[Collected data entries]
-- begin --

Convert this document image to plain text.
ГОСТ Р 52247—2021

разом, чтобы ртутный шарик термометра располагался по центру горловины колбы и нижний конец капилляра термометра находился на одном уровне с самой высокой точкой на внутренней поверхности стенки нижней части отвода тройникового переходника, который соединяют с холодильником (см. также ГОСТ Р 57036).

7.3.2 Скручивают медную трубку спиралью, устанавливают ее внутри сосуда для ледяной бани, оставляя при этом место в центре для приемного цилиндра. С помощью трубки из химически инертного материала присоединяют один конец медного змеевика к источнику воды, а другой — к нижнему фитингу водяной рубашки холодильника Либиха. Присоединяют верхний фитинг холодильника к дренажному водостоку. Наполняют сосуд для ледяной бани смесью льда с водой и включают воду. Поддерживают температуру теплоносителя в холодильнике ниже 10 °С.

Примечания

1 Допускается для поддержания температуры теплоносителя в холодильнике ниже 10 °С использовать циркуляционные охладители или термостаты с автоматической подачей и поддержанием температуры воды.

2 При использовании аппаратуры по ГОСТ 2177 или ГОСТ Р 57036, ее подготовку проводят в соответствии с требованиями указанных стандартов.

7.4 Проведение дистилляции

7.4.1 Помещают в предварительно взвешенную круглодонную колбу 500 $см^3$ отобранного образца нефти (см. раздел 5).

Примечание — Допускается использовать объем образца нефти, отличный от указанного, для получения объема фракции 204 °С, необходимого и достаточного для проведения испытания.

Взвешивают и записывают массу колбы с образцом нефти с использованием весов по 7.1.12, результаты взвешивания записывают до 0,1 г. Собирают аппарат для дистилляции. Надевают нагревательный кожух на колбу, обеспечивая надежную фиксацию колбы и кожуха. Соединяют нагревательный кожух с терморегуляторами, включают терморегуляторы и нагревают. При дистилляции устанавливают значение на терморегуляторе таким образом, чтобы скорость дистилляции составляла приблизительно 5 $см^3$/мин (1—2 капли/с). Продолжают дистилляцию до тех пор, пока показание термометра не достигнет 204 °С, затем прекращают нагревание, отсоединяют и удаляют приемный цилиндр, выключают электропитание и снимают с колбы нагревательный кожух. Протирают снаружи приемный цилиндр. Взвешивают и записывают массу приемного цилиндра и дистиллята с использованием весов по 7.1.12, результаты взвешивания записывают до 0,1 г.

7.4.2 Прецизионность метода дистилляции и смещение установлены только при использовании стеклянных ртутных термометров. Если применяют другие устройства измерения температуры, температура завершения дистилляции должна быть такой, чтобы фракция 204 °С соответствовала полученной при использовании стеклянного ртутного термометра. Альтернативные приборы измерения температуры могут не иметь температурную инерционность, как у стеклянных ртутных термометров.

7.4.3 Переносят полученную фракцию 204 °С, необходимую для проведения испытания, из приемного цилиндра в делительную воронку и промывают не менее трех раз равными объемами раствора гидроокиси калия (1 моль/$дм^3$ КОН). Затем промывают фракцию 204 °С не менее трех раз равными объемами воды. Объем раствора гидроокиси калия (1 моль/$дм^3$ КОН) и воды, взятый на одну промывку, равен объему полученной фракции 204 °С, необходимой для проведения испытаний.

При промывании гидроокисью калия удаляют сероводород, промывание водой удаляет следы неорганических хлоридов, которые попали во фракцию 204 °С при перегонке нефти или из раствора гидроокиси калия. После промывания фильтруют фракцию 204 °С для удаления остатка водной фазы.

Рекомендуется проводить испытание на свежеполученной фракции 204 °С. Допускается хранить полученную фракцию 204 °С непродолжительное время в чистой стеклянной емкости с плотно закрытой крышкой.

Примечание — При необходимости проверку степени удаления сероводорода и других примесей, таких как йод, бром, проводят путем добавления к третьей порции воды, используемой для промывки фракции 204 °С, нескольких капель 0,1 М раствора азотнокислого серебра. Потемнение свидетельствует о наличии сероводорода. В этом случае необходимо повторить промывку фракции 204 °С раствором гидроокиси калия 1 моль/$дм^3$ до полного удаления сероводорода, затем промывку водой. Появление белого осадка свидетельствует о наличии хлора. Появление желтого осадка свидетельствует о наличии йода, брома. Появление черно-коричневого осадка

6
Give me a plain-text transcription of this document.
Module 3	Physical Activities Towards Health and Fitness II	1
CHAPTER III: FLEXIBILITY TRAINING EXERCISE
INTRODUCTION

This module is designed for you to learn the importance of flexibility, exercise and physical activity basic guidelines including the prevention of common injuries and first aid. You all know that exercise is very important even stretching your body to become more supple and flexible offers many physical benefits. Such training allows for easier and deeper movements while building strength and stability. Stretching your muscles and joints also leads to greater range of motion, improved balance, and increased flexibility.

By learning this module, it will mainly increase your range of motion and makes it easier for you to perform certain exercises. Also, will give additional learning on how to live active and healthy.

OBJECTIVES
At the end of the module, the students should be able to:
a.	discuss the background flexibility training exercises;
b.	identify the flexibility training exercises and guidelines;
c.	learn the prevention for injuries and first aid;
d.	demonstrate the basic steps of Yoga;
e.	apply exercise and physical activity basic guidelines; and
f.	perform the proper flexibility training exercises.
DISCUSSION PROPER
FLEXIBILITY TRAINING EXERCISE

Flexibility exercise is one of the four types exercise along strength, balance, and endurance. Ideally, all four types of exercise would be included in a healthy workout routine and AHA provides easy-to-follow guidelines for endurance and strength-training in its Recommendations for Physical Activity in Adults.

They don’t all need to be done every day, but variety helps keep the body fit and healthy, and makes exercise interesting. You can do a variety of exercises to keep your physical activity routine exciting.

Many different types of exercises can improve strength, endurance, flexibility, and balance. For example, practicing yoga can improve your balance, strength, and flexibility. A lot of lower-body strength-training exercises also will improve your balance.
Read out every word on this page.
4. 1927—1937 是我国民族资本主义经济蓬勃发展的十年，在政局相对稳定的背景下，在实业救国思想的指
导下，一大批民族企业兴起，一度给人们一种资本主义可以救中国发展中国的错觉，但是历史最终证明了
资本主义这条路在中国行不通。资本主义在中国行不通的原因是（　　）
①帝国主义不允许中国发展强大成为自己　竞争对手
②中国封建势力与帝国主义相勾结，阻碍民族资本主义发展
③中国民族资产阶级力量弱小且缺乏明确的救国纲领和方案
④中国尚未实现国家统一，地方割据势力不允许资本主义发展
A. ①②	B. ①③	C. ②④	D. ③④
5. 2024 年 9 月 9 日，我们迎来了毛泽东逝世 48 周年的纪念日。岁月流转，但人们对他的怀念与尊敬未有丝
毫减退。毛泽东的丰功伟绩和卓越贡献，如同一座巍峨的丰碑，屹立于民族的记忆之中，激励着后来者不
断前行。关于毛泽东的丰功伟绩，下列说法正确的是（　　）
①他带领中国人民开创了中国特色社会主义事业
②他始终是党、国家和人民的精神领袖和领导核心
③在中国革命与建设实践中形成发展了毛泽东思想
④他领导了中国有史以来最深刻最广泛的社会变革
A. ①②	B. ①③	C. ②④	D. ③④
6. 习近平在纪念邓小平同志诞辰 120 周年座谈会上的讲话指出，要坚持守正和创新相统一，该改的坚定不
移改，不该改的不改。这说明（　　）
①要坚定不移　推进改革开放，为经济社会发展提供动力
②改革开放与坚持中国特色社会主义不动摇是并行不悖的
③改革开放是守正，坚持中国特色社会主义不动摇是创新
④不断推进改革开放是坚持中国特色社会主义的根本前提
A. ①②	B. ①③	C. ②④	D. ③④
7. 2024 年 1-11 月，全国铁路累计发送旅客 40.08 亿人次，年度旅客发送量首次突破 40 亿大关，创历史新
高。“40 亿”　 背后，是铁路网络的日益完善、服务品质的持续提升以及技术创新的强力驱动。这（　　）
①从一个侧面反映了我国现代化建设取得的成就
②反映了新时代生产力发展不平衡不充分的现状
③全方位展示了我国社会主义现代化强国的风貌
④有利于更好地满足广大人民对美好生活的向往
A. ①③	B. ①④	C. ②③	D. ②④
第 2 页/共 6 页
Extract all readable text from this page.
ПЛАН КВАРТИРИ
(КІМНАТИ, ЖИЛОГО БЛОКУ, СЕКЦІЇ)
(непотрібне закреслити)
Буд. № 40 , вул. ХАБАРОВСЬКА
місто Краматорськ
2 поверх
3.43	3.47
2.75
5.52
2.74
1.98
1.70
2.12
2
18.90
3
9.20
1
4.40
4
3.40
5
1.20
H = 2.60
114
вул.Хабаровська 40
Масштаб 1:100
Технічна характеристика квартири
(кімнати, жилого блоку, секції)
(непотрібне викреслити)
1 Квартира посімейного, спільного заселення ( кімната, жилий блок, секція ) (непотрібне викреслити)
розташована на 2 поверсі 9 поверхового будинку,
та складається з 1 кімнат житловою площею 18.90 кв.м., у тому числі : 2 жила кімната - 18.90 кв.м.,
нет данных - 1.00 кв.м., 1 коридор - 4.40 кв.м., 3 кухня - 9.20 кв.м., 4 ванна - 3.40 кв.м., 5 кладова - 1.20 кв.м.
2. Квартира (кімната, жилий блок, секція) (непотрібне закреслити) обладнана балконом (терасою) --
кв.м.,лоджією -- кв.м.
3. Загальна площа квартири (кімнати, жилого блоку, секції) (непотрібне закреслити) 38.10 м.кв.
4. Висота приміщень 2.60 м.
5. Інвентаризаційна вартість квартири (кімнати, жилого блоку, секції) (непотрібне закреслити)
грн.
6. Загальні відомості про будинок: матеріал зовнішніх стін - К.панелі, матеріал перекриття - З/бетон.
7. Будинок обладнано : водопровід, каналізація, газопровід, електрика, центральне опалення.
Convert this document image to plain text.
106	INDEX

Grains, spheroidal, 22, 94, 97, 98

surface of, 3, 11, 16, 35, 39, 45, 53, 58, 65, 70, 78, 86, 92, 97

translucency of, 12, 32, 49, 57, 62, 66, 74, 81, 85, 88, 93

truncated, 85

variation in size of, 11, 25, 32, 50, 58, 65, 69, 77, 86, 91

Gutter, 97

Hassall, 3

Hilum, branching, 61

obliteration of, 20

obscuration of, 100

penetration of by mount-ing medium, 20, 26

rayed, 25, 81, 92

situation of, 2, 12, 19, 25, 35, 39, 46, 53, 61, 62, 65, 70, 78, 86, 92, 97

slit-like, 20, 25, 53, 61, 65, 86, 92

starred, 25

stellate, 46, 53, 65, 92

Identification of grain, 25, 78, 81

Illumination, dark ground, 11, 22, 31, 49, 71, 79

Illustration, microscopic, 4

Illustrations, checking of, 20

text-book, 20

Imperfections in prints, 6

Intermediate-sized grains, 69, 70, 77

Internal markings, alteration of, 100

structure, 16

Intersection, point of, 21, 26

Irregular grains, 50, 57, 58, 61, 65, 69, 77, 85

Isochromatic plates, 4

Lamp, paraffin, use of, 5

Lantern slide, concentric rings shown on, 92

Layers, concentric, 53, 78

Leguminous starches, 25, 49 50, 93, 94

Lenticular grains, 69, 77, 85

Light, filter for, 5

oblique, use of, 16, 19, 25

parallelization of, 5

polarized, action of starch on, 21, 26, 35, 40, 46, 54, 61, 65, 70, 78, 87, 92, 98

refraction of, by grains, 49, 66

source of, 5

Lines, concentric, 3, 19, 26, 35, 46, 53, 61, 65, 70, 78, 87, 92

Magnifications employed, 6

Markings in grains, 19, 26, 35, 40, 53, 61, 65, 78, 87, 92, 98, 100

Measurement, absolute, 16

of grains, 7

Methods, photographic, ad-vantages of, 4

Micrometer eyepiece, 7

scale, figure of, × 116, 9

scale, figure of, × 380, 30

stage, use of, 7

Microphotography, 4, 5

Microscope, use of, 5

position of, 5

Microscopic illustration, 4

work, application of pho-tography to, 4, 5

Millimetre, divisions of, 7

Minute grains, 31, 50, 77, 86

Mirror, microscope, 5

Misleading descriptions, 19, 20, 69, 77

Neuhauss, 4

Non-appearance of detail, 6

-- end --

◆ **CHALLENGE**
Take every line from the data that contains the word "термометра".

◆ **WRITTEN REPLY**
разом, чтобы ртутный шарик термометра располагался по центру горловины колбы и нижний конец капилляра термометра находился на одном уровне с самой высокой точкой на внутренней поверхности стенки нижней части отвода тройникового переходника, который соединяют с холодильником (см. также ГОСТ Р 57036).
Взвешивают и записывают массу колбы с образцом нефти с использованием весов по 7.1.12, результаты взвешивания записывают до 0,1 г. Собирают аппарат для дистилляции. Надевают нагревательный кожух на колбу, обеспечивая надежную фиксацию колбы и кожуха. Соединяют нагревательный кожух с терморегуляторами, включают терморегуляторы и нагревают. При дистилляции устанавливают значение на терморегуляторе таким образом, чтобы скорость дистилляции составляла приблизительно 5 $см^3$/мин (1—2 капли/с). Продолжают дистилляцию до тех пор, пока показание термометра не достигнет 204 °С, затем прекращают нагревание, отсоединяют и удаляют приемный цилиндр, выключают электропитание и снимают с колбы нагревательный кожух. Протирают снаружи приемный цилиндр. Взвешивают и записывают массу приемного цилиндра и дистиллята с использованием весов по 7.1.12, результаты взвешивания записывают до 0,1 г.
7.4.2 Прецизионность метода дистилляции и смещение установлены только при использовании стеклянных ртутных термометров. Если применяют другие устройства измерения температуры, температура завершения дистилляции должна быть такой, чтобы фракция 204 °С соответствовала полученной при использовании стеклянного ртутного термометра. Альтернативные приборы измерения температуры могут не иметь температурную инерционность, как у стеклянных ртутных термометров.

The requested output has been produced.